::: Document section
Inter Pipeline Completes Acquisition of Milk River Pipeline System

Inter Pipeline Completes Acquisition of Milk River Pipeline System (CNW Group/Inter Pipeline Ltd.)

CALGARY, AB, June 1, 2021 /CNW/ – Inter Pipeline Ltd. (“Inter Pipeline”) (TSX: IPL) announced today it has completed the acquisition of the Milk River pipeline system from Plains Midstream Canada ULC, in exchange for its 100 percent ownership interest in the Empress II and 50 percent ownership interest in the Empress V straddle plants. Inter Pipeline also received cash proceeds of approximately $35 million, which will be used to reduce outstanding indebtedness.  

The Milk River pipeline system provides an important link between Inter Pipeline’s Bow River pipeline system and the U.S./Canadian border west of Coutts, Alberta. The Milk River system is primarily comprised of two 16-kilometre pipelines with throughput volume of approximately 90,000 barrels per day, the majority of which is sourced from the Bow River system. This high degree of integration is expected to result in meaningful operational and commercial synergies with Inter Pipeline’s existing conventional oil transportation business.

About Inter Pipeline Ltd.
::::::
::: Supplied material
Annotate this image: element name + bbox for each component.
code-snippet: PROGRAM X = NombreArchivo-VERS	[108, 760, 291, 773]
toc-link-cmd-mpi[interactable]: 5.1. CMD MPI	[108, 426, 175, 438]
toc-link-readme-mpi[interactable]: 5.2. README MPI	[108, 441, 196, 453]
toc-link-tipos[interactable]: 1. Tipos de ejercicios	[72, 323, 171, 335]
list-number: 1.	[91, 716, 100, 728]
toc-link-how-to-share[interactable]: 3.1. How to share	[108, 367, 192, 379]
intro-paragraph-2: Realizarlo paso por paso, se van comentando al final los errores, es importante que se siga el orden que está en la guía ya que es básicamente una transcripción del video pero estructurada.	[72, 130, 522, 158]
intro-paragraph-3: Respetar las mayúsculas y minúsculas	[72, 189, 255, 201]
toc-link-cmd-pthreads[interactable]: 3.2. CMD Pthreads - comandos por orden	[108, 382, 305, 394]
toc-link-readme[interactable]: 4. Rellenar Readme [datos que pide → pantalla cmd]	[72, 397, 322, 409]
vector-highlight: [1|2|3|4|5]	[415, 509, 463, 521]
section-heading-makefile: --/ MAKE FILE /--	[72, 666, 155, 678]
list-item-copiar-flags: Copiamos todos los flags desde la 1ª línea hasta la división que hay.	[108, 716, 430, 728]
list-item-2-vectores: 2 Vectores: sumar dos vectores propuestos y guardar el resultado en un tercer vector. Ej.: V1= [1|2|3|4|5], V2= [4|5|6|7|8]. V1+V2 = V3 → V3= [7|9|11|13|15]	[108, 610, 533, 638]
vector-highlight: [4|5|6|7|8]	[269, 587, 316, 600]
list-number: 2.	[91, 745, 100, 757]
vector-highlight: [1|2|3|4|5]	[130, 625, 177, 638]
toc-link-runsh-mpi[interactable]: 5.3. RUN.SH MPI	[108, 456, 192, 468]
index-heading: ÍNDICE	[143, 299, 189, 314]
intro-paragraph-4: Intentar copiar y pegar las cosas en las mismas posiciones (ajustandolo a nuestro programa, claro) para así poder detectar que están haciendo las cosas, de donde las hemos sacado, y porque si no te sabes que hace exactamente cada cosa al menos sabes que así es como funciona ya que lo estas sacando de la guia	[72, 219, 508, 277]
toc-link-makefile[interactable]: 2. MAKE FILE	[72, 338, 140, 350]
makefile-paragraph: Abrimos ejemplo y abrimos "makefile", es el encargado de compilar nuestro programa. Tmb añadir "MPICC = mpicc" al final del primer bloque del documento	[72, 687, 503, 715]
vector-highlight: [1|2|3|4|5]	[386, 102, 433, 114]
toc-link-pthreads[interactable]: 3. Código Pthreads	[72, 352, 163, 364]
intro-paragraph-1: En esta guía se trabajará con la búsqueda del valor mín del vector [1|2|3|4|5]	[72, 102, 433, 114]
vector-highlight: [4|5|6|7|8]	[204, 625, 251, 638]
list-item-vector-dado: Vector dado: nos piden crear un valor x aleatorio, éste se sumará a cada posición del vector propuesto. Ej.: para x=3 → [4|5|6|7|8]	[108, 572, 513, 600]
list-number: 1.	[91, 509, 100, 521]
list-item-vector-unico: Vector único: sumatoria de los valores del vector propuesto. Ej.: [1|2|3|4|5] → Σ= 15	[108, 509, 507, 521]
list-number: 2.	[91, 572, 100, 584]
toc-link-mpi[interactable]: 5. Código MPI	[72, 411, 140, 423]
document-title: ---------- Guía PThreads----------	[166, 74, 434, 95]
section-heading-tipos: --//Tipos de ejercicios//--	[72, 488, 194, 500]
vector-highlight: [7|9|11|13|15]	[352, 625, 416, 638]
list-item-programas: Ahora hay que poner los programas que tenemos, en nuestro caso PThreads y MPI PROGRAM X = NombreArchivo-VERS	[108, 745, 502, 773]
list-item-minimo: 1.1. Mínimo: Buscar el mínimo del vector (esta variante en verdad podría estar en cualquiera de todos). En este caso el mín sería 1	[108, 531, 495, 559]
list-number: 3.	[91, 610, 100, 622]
::::::
| Requirement 1 |
In the Milk River acquisition announcement, rework the stretch from "CALGARY, AB, June" through "reduce outstanding indebtedness.", putting "cash payment" wherever "cash proceeds" appears.
| Requirement 2 |
According to the Milk River acquisition announcement, what is the approximate throughput volume of the Milk River pipeline system?

| Final answer 1 |
CALGARY, AB, June 1, 2021 /CNW/ – Inter Pipeline Ltd. (“Inter Pipeline”) (TSX: IPL) announced today it has completed the acquisition of the Milk River pipeline system from Plains Midstream Canada ULC, in exchange for its 100 percent ownership interest in the Empress II and 50 percent ownership interest in the Empress V straddle plants. Inter Pipeline also received cash payment of approximately $35 million, which will be used to reduce outstanding indebtedness.

| Final answer 2 |
About 90,000 barrels per day.